Excerpts from a figure dataset:

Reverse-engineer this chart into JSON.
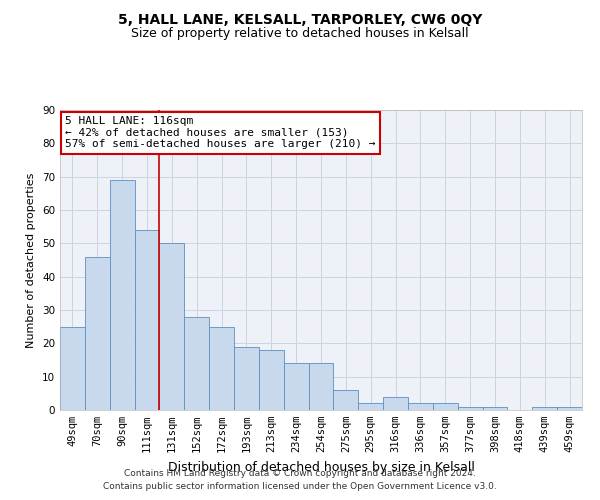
{
  "title": "5, HALL LANE, KELSALL, TARPORLEY, CW6 0QY",
  "subtitle": "Size of property relative to detached houses in Kelsall",
  "xlabel": "Distribution of detached houses by size in Kelsall",
  "ylabel": "Number of detached properties",
  "categories": [
    "49sqm",
    "70sqm",
    "90sqm",
    "111sqm",
    "131sqm",
    "152sqm",
    "172sqm",
    "193sqm",
    "213sqm",
    "234sqm",
    "254sqm",
    "275sqm",
    "295sqm",
    "316sqm",
    "336sqm",
    "357sqm",
    "377sqm",
    "398sqm",
    "418sqm",
    "439sqm",
    "459sqm"
  ],
  "values": [
    25,
    46,
    69,
    54,
    50,
    28,
    25,
    19,
    18,
    14,
    14,
    6,
    2,
    4,
    2,
    2,
    1,
    1,
    0,
    1,
    1
  ],
  "bar_color": "#c8d9ee",
  "bar_edge_color": "#5a8fc2",
  "vline_x": 3.5,
  "vline_color": "#cc0000",
  "annotation_line1": "5 HALL LANE: 116sqm",
  "annotation_line2": "← 42% of detached houses are smaller (153)",
  "annotation_line3": "57% of semi-detached houses are larger (210) →",
  "annotation_box_color": "#cc0000",
  "ylim": [
    0,
    90
  ],
  "yticks": [
    0,
    10,
    20,
    30,
    40,
    50,
    60,
    70,
    80,
    90
  ],
  "grid_color": "#ccd4e0",
  "background_color": "#eef2f8",
  "footer_line1": "Contains HM Land Registry data © Crown copyright and database right 2024.",
  "footer_line2": "Contains public sector information licensed under the Open Government Licence v3.0.",
  "title_fontsize": 10,
  "subtitle_fontsize": 9,
  "xlabel_fontsize": 9,
  "ylabel_fontsize": 8,
  "tick_fontsize": 7.5,
  "annotation_fontsize": 8,
  "footer_fontsize": 6.5
}
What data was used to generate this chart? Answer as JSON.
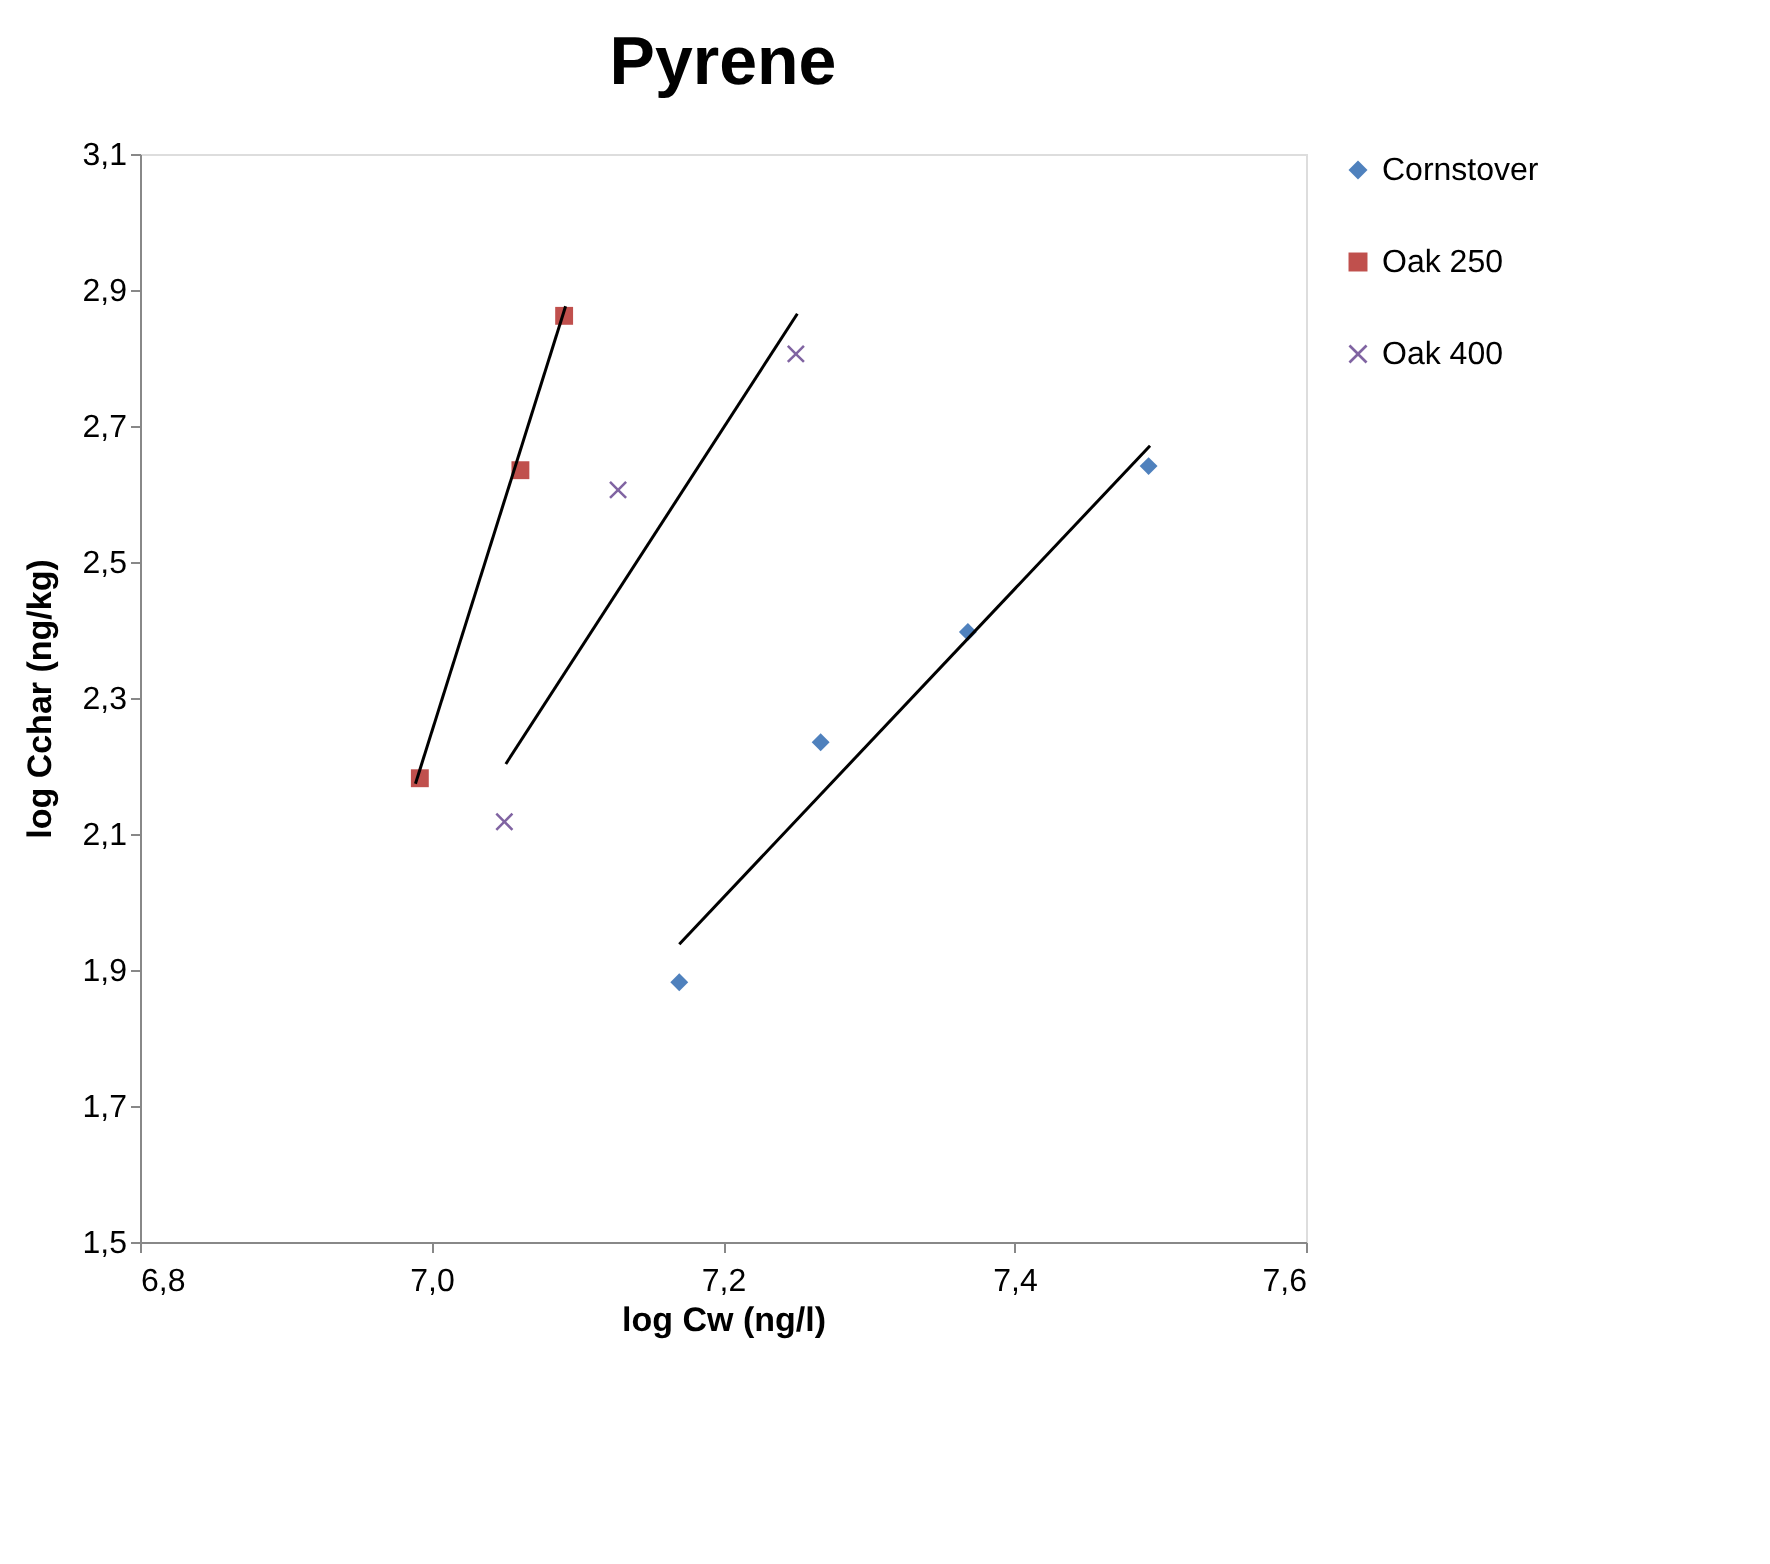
{
  "chart_data": {
    "type": "scatter",
    "title": "Pyrene",
    "xlabel": "log Cw (ng/l)",
    "ylabel": "log Cchar (ng/kg)",
    "xlim": [
      6.8,
      7.6
    ],
    "xticks": [
      {
        "value": 6.8,
        "label": "6,8"
      },
      {
        "value": 7.0,
        "label": "7,0"
      },
      {
        "value": 7.2,
        "label": "7,2"
      },
      {
        "value": 7.4,
        "label": "7,4"
      },
      {
        "value": 7.6,
        "label": "7,6"
      }
    ],
    "ylim": [
      1.5,
      3.1
    ],
    "yticks": [
      {
        "value": 1.5,
        "label": "1,5"
      },
      {
        "value": 1.7,
        "label": "1,7"
      },
      {
        "value": 1.9,
        "label": "1,9"
      },
      {
        "value": 2.1,
        "label": "2,1"
      },
      {
        "value": 2.3,
        "label": "2,3"
      },
      {
        "value": 2.5,
        "label": "2,5"
      },
      {
        "value": 2.7,
        "label": "2,7"
      },
      {
        "value": 2.9,
        "label": "2,9"
      },
      {
        "value": 3.1,
        "label": "3,1"
      }
    ],
    "grid": false,
    "legend": "right",
    "series": [
      {
        "name": "Cornstover",
        "color": "#4f81bd",
        "marker": "diamond",
        "x": [
          7.17,
          7.267,
          7.368,
          7.492
        ],
        "values": [
          1.882,
          2.235,
          2.397,
          2.641
        ]
      },
      {
        "name": "Oak 250",
        "color": "#c0504d",
        "marker": "square",
        "x": [
          6.992,
          7.061,
          7.091
        ],
        "values": [
          2.182,
          2.635,
          2.862
        ]
      },
      {
        "name": "Oak 400",
        "color": "#8064a2",
        "marker": "cross",
        "x": [
          7.05,
          7.128,
          7.25
        ],
        "values": [
          2.118,
          2.606,
          2.806
        ]
      },
      {
        "type": "line",
        "color": "#000000",
        "marker": "none",
        "x": [
          7.17,
          7.493
        ],
        "values": [
          1.938,
          2.671
        ]
      },
      {
        "type": "line",
        "color": "#000000",
        "marker": "none",
        "x": [
          6.989,
          7.092
        ],
        "values": [
          2.174,
          2.876
        ]
      },
      {
        "type": "line",
        "color": "#000000",
        "marker": "none",
        "x": [
          7.051,
          7.251
        ],
        "values": [
          2.203,
          2.865
        ]
      }
    ]
  }
}
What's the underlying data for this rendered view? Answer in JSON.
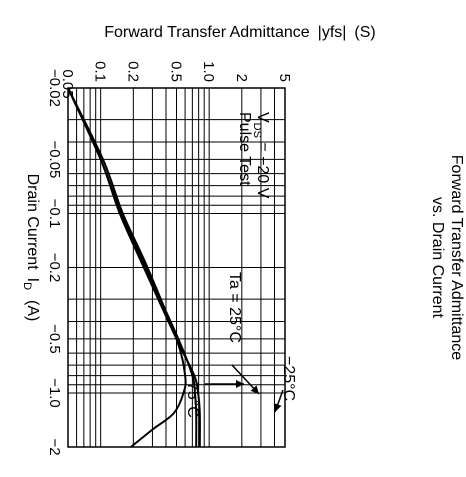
{
  "chart_data": {
    "type": "line",
    "title": "Forward Transfer Admittance vs. Drain Current",
    "title_lines": [
      "Forward Transfer Admittance",
      "vs. Drain Current"
    ],
    "xlabel": "Drain Current",
    "xlabel_symbol": "I",
    "xlabel_subscript": "D",
    "xlabel_unit": "(A)",
    "ylabel": "Forward Transfer Admittance",
    "ylabel_symbol": "|yfs|",
    "ylabel_unit": "(S)",
    "x_scale": "log",
    "y_scale": "log",
    "xlim": [
      -0.02,
      -2
    ],
    "ylim": [
      0.05,
      5
    ],
    "x_ticks": [
      "−0.02",
      "−0.05",
      "−0.1",
      "−0.2",
      "−0.5",
      "−1.0",
      "−2"
    ],
    "y_ticks": [
      "0.05",
      "0.1",
      "0.2",
      "0.5",
      "1.0",
      "2",
      "5"
    ],
    "grid": true,
    "conditions": [
      "V_DS = −20 V",
      "Pulse Test"
    ],
    "conditions_text": {
      "vds_symbol": "V",
      "vds_subscript": "DS",
      "vds_value": " = −20 V",
      "pulse": "Pulse Test"
    },
    "series": [
      {
        "name": "Ta = 25°C",
        "x": [
          -0.02,
          -0.05,
          -0.1,
          -0.2,
          -0.5,
          -0.8,
          -1.0,
          -1.3,
          -2
        ],
        "y": [
          0.05,
          0.1,
          0.155,
          0.26,
          0.52,
          0.7,
          0.74,
          0.76,
          0.76
        ]
      },
      {
        "name": "−25°C",
        "x": [
          -0.02,
          -0.05,
          -0.1,
          -0.2,
          -0.5,
          -0.8,
          -1.0,
          -1.3,
          -2
        ],
        "y": [
          0.05,
          0.1,
          0.15,
          0.25,
          0.5,
          0.73,
          0.79,
          0.82,
          0.82
        ]
      },
      {
        "name": "75°C",
        "x": [
          -0.02,
          -0.05,
          -0.1,
          -0.2,
          -0.5,
          -0.8,
          -1.0,
          -1.3,
          -1.6,
          -2
        ],
        "y": [
          0.05,
          0.105,
          0.16,
          0.27,
          0.5,
          0.6,
          0.58,
          0.47,
          0.3,
          0.19
        ]
      }
    ],
    "annotations": [
      "Ta = 25°C",
      "−25°C",
      "75°C"
    ]
  }
}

What you should do:
Make an exact copy of all the material, but keep the pictures out of it.

Finished exercise:
Reverse-engineer this chart into JSON.
{
  "title": "5, HALL LANE, KELSALL, TARPORLEY, CW6 0QY",
  "subtitle": "Size of property relative to detached houses in Kelsall",
  "xlabel": "Distribution of detached houses by size in Kelsall",
  "ylabel": "Number of detached properties",
  "categories": [
    "49sqm",
    "70sqm",
    "90sqm",
    "111sqm",
    "131sqm",
    "152sqm",
    "172sqm",
    "193sqm",
    "213sqm",
    "234sqm",
    "254sqm",
    "275sqm",
    "295sqm",
    "316sqm",
    "336sqm",
    "357sqm",
    "377sqm",
    "398sqm",
    "418sqm",
    "439sqm",
    "459sqm"
  ],
  "values": [
    25,
    46,
    69,
    54,
    50,
    28,
    25,
    19,
    18,
    14,
    14,
    6,
    2,
    4,
    2,
    2,
    1,
    1,
    0,
    1,
    1
  ],
  "bar_color": "#c8d9ee",
  "bar_edge_color": "#5a8fc2",
  "vline_x": 3.5,
  "vline_color": "#cc0000",
  "annotation_line1": "5 HALL LANE: 116sqm",
  "annotation_line2": "← 42% of detached houses are smaller (153)",
  "annotation_line3": "57% of semi-detached houses are larger (210) →",
  "annotation_box_color": "#cc0000",
  "ylim": [
    0,
    90
  ],
  "yticks": [
    0,
    10,
    20,
    30,
    40,
    50,
    60,
    70,
    80,
    90
  ],
  "grid_color": "#ccd4e0",
  "background_color": "#eef2f8",
  "footer_line1": "Contains HM Land Registry data © Crown copyright and database right 2024.",
  "footer_line2": "Contains public sector information licensed under the Open Government Licence v3.0.",
  "title_fontsize": 10,
  "subtitle_fontsize": 9,
  "xlabel_fontsize": 9,
  "ylabel_fontsize": 8,
  "tick_fontsize": 7.5,
  "annotation_fontsize": 8,
  "footer_fontsize": 6.5
}
What data was used to generate this chart? Answer as JSON.
{
  "chart_data": {
    "type": "scatter",
    "title": "Pyrene",
    "xlabel": "log Cw (ng/l)",
    "ylabel": "log Cchar (ng/kg)",
    "xlim": [
      6.8,
      7.6
    ],
    "xticks": [
      {
        "value": 6.8,
        "label": "6,8"
      },
      {
        "value": 7.0,
        "label": "7,0"
      },
      {
        "value": 7.2,
        "label": "7,2"
      },
      {
        "value": 7.4,
        "label": "7,4"
      },
      {
        "value": 7.6,
        "label": "7,6"
      }
    ],
    "ylim": [
      1.5,
      3.1
    ],
    "yticks": [
      {
        "value": 1.5,
        "label": "1,5"
      },
      {
        "value": 1.7,
        "label": "1,7"
      },
      {
        "value": 1.9,
        "label": "1,9"
      },
      {
        "value": 2.1,
        "label": "2,1"
      },
      {
        "value": 2.3,
        "label": "2,3"
      },
      {
        "value": 2.5,
        "label": "2,5"
      },
      {
        "value": 2.7,
        "label": "2,7"
      },
      {
        "value": 2.9,
        "label": "2,9"
      },
      {
        "value": 3.1,
        "label": "3,1"
      }
    ],
    "grid": false,
    "legend": "right",
    "series": [
      {
        "name": "Cornstover",
        "color": "#4f81bd",
        "marker": "diamond",
        "x": [
          7.17,
          7.267,
          7.368,
          7.492
        ],
        "values": [
          1.882,
          2.235,
          2.397,
          2.641
        ]
      },
      {
        "name": "Oak 250",
        "color": "#c0504d",
        "marker": "square",
        "x": [
          6.992,
          7.061,
          7.091
        ],
        "values": [
          2.182,
          2.635,
          2.862
        ]
      },
      {
        "name": "Oak 400",
        "color": "#8064a2",
        "marker": "cross",
        "x": [
          7.05,
          7.128,
          7.25
        ],
        "values": [
          2.118,
          2.606,
          2.806
        ]
      },
      {
        "type": "line",
        "color": "#000000",
        "marker": "none",
        "x": [
          7.17,
          7.493
        ],
        "values": [
          1.938,
          2.671
        ]
      },
      {
        "type": "line",
        "color": "#000000",
        "marker": "none",
        "x": [
          6.989,
          7.092
        ],
        "values": [
          2.174,
          2.876
        ]
      },
      {
        "type": "line",
        "color": "#000000",
        "marker": "none",
        "x": [
          7.051,
          7.251
        ],
        "values": [
          2.203,
          2.865
        ]
      }
    ]
  }
}
What's the underlying data for this rendered view? Answer in JSON.
{
  "chart_data": {
    "type": "line",
    "title": "Forward Transfer Admittance vs. Drain Current",
    "title_lines": [
      "Forward Transfer Admittance",
      "vs. Drain Current"
    ],
    "xlabel": "Drain Current",
    "xlabel_symbol": "I",
    "xlabel_subscript": "D",
    "xlabel_unit": "(A)",
    "ylabel": "Forward Transfer Admittance",
    "ylabel_symbol": "|yfs|",
    "ylabel_unit": "(S)",
    "x_scale": "log",
    "y_scale": "log",
    "xlim": [
      -0.02,
      -2
    ],
    "ylim": [
      0.05,
      5
    ],
    "x_ticks": [
      "−0.02",
      "−0.05",
      "−0.1",
      "−0.2",
      "−0.5",
      "−1.0",
      "−2"
    ],
    "y_ticks": [
      "0.05",
      "0.1",
      "0.2",
      "0.5",
      "1.0",
      "2",
      "5"
    ],
    "grid": true,
    "conditions": [
      "V_DS = −20 V",
      "Pulse Test"
    ],
    "conditions_text": {
      "vds_symbol": "V",
      "vds_subscript": "DS",
      "vds_value": " = −20 V",
      "pulse": "Pulse Test"
    },
    "series": [
      {
        "name": "Ta = 25°C",
        "x": [
          -0.02,
          -0.05,
          -0.1,
          -0.2,
          -0.5,
          -0.8,
          -1.0,
          -1.3,
          -2
        ],
        "y": [
          0.05,
          0.1,
          0.155,
          0.26,
          0.52,
          0.7,
          0.74,
          0.76,
          0.76
        ]
      },
      {
        "name": "−25°C",
        "x": [
          -0.02,
          -0.05,
          -0.1,
          -0.2,
          -0.5,
          -0.8,
          -1.0,
          -1.3,
          -2
        ],
        "y": [
          0.05,
          0.1,
          0.15,
          0.25,
          0.5,
          0.73,
          0.79,
          0.82,
          0.82
        ]
      },
      {
        "name": "75°C",
        "x": [
          -0.02,
          -0.05,
          -0.1,
          -0.2,
          -0.5,
          -0.8,
          -1.0,
          -1.3,
          -1.6,
          -2
        ],
        "y": [
          0.05,
          0.105,
          0.16,
          0.27,
          0.5,
          0.6,
          0.58,
          0.47,
          0.3,
          0.19
        ]
      }
    ],
    "annotations": [
      "Ta = 25°C",
      "−25°C",
      "75°C"
    ]
  }
}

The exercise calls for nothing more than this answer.